**Task statement:**
Each entry below should be echoed exactly, with pictures omitted.

◇ ◇ ◇ ◇ ◇ ◇ ◇

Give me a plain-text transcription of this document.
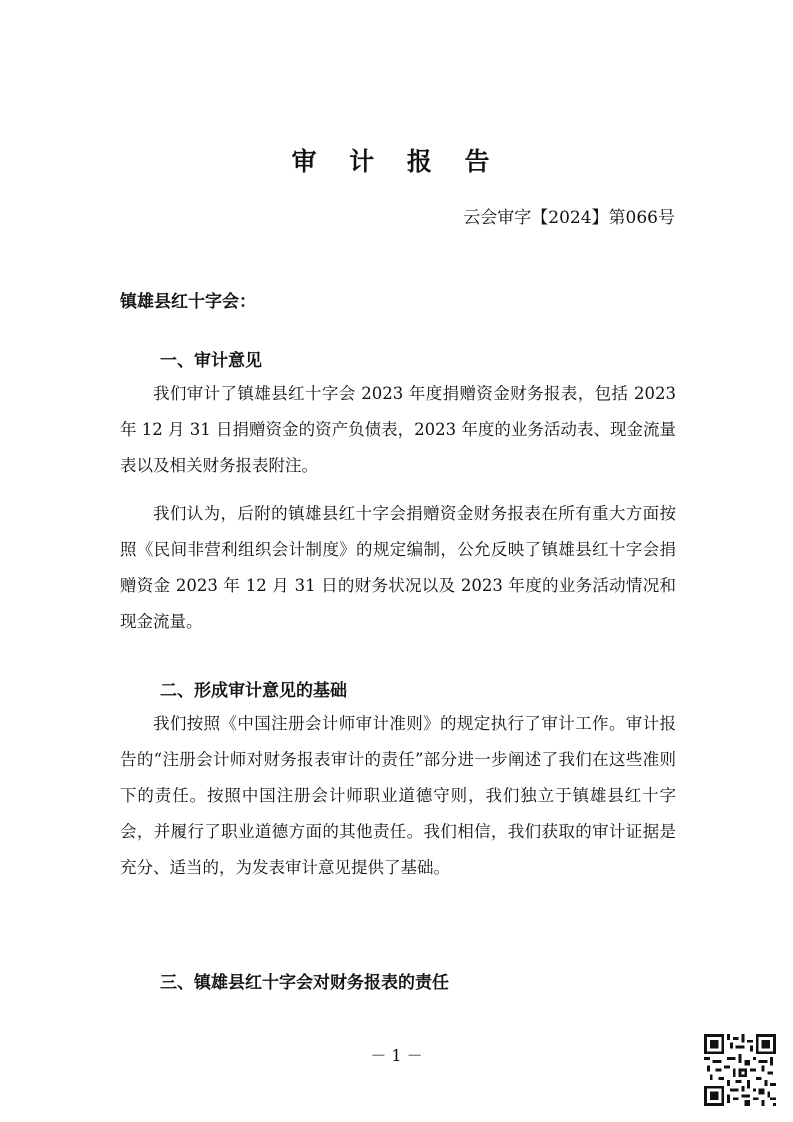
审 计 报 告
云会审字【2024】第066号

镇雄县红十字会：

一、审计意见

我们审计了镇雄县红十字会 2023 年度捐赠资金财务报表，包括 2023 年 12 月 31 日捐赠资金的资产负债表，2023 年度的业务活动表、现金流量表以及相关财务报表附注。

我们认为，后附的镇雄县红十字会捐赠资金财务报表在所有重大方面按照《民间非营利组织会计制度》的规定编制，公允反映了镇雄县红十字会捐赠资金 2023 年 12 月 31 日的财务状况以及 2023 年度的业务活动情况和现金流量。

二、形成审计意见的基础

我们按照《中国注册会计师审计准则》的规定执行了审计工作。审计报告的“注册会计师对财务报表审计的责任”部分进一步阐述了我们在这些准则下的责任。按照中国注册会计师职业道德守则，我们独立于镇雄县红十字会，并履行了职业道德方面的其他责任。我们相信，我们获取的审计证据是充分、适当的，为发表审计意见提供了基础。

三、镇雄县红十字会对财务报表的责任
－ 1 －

◇ ◇ ◇ ◇ ◇ ◇ ◇

**Worked solution:**
Give me a plain-text transcription of this document.
审 计 报 告
云会审字【2024】第066号

镇雄县红十字会：

一、审计意见

我们审计了镇雄县红十字会 2023 年度捐赠资金财务报表，包括 2023 年 12 月 31 日捐赠资金的资产负债表，2023 年度的业务活动表、现金流量表以及相关财务报表附注。

我们认为，后附的镇雄县红十字会捐赠资金财务报表在所有重大方面按照《民间非营利组织会计制度》的规定编制，公允反映了镇雄县红十字会捐赠资金 2023 年 12 月 31 日的财务状况以及 2023 年度的业务活动情况和现金流量。

二、形成审计意见的基础

我们按照《中国注册会计师审计准则》的规定执行了审计工作。审计报告的“注册会计师对财务报表审计的责任”部分进一步阐述了我们在这些准则下的责任。按照中国注册会计师职业道德守则，我们独立于镇雄县红十字会，并履行了职业道德方面的其他责任。我们相信，我们获取的审计证据是充分、适当的，为发表审计意见提供了基础。

三、镇雄县红十字会对财务报表的责任
－ 1 －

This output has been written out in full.